# TEXT
%%
Choosing a DDI Product
The Data Documentation Initiative (DDI) is a suite of products that describes metadata about both quantitative and qualitative research data in the social, behavioral, economic, and health sciences. The DDI suite is a set of free standards that document and manage different stages of the research data lifecycle, including conceptualization, collection, process, distribution, discovery, and archiving.
The content areas of DDI cover the following areas:
-
Concept: the capture and management of the elements in the Variable Cascade, Unit Cascade, and Value Domains
-
Design: approaches to sample selection, data capture, weighting, quality control, quality standards, and process management involved in the design of the study and/or data capture
-
Acquire: data capture through the use of questionnaires, measurement, content analysis, and reuse of existing data
-
Processing: data capture, data processing, analysis, and data management
-
Analysis: analysis resulting in subsidiary data sets, recording analysis, and guidance for informed analysis
-
Share / Disseminate: data storage, access management, rights, and restrictions
-
Archive: ownership, organization, agent management, relationship between products, versioning, provenance, and preservation
Products within the DDI suite differ in terms of their area of coverage within DDI, supported activities, and required level of infrastructure. From simple descriptive content for human understanding to structures that support metadata-driven statistics production and analysis, DDI addresses a broad area of data management needs. As a suite of standards, DDI provides a common means of identification for information objects, support for common cross-product content, and an informed means of transforming content between products.
%%
# EXERCISE DETAILS
Name every content area of DDI listed in the text on choosing a DDI product. These entries were taken from a separate source.

(Bounding box annotations)
%%
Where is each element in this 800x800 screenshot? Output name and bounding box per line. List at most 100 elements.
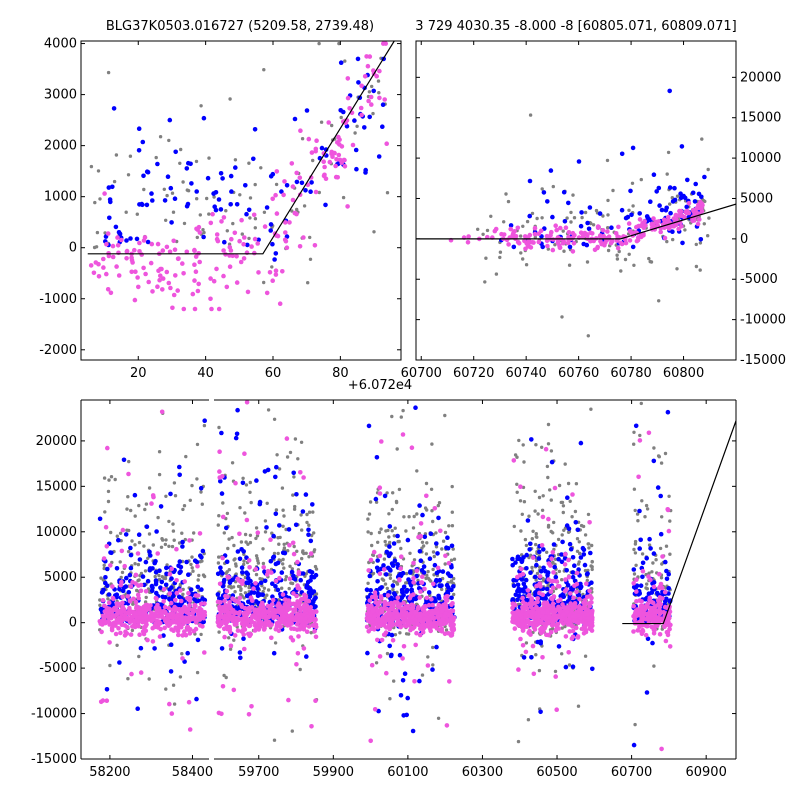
data-point-magenta xyxy=(428,621,433,626)
data-point-grey xyxy=(156,515,160,520)
data-point-magenta xyxy=(411,592,416,597)
data-point-grey xyxy=(196,578,200,582)
data-point-magenta xyxy=(233,480,238,486)
data-point-grey xyxy=(314,567,319,571)
data-point-magenta xyxy=(279,608,284,614)
data-point-grey xyxy=(549,498,553,502)
data-point-magenta xyxy=(175,256,181,262)
x-tick-label: 60800 xyxy=(663,366,704,381)
data-point-magenta xyxy=(430,608,435,614)
y-tick-label: -15000 xyxy=(740,353,786,368)
data-point-grey xyxy=(248,196,253,200)
data-point-blue xyxy=(702,174,707,180)
data-point-blue xyxy=(148,553,153,558)
data-point-blue xyxy=(584,572,590,577)
data-point-blue xyxy=(449,595,454,601)
data-point-grey xyxy=(274,182,279,187)
data-point-magenta xyxy=(166,606,172,611)
data-point-magenta xyxy=(291,591,296,596)
data-point-grey xyxy=(430,442,434,446)
data-point-blue xyxy=(515,582,521,588)
data-point-magenta xyxy=(334,157,339,162)
data-point-magenta xyxy=(103,620,108,626)
data-point-magenta xyxy=(362,74,368,79)
data-point-magenta xyxy=(342,164,348,169)
data-point-magenta xyxy=(241,616,246,621)
data-point-grey xyxy=(234,564,238,568)
data-point-magenta xyxy=(373,600,378,605)
data-point-magenta xyxy=(129,671,134,677)
data-point-magenta xyxy=(133,599,139,605)
data-point-grey xyxy=(573,509,578,514)
data-point-magenta xyxy=(258,624,263,629)
data-point-grey xyxy=(233,158,238,162)
data-point-magenta xyxy=(321,159,327,164)
data-point-magenta xyxy=(676,226,681,232)
data-point-blue xyxy=(434,541,439,546)
data-point-grey xyxy=(397,487,402,492)
data-point-blue xyxy=(353,147,359,153)
data-point-magenta xyxy=(287,621,293,627)
data-point-grey xyxy=(706,167,710,172)
data-point-magenta xyxy=(143,589,149,594)
data-point-blue xyxy=(254,478,259,483)
data-point-grey xyxy=(302,204,307,208)
data-point-magenta xyxy=(425,663,431,668)
data-point-grey xyxy=(307,510,312,514)
x-tick-label: 60720 xyxy=(453,366,494,381)
data-point-magenta xyxy=(345,95,351,101)
data-point-magenta xyxy=(119,618,125,623)
data-point-magenta xyxy=(269,602,275,607)
data-point-blue xyxy=(609,225,614,230)
data-point-magenta xyxy=(377,68,382,74)
data-point-magenta xyxy=(297,244,303,249)
data-point-blue xyxy=(136,148,142,153)
data-point-blue xyxy=(198,485,204,491)
data-point-blue xyxy=(180,544,185,549)
data-point-magenta xyxy=(377,571,383,577)
data-point-grey xyxy=(583,533,588,537)
data-point-grey xyxy=(170,544,175,549)
data-point-magenta xyxy=(186,611,192,617)
data-point-magenta xyxy=(383,630,389,635)
data-point-grey xyxy=(102,563,106,567)
data-point-grey xyxy=(228,97,232,101)
data-point-blue xyxy=(537,549,542,555)
data-point-magenta xyxy=(235,628,241,633)
data-point-magenta xyxy=(217,606,222,612)
data-point-magenta xyxy=(406,613,412,619)
data-point-grey xyxy=(586,512,591,517)
data-point-blue xyxy=(377,586,383,591)
data-point-blue xyxy=(177,472,182,478)
data-point-magenta xyxy=(387,626,393,632)
data-point-magenta xyxy=(107,640,112,645)
data-point-grey xyxy=(535,571,540,576)
data-point-blue xyxy=(104,687,110,692)
data-point-blue xyxy=(101,587,106,593)
data-point-grey xyxy=(170,191,175,195)
data-point-blue xyxy=(587,205,593,210)
data-point-magenta xyxy=(386,609,392,615)
data-point-grey xyxy=(227,568,231,572)
data-point-grey xyxy=(133,543,137,547)
data-point-magenta xyxy=(570,492,575,497)
data-point-grey xyxy=(188,498,192,502)
data-point-grey xyxy=(534,535,538,539)
data-point-magenta xyxy=(169,627,174,632)
data-point-grey xyxy=(157,573,161,578)
data-point-grey xyxy=(164,687,168,691)
data-point-blue xyxy=(306,527,311,533)
data-point-blue xyxy=(128,565,134,571)
data-point-magenta xyxy=(88,263,94,268)
data-point-blue xyxy=(222,239,227,245)
data-point-grey xyxy=(601,214,605,218)
data-point-magenta xyxy=(111,608,116,613)
data-point-grey xyxy=(367,512,372,516)
data-point-magenta xyxy=(141,631,147,637)
data-point-grey xyxy=(436,503,440,508)
data-point-grey xyxy=(254,526,259,530)
data-point-blue xyxy=(271,650,277,656)
data-point-magenta xyxy=(377,485,383,491)
data-point-magenta xyxy=(171,238,176,244)
data-point-grey xyxy=(524,641,529,645)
%%
# WRITTEN RESPONSE
Concept, Design, Acquire, Processing, Analysis, Share / Disseminate, Archive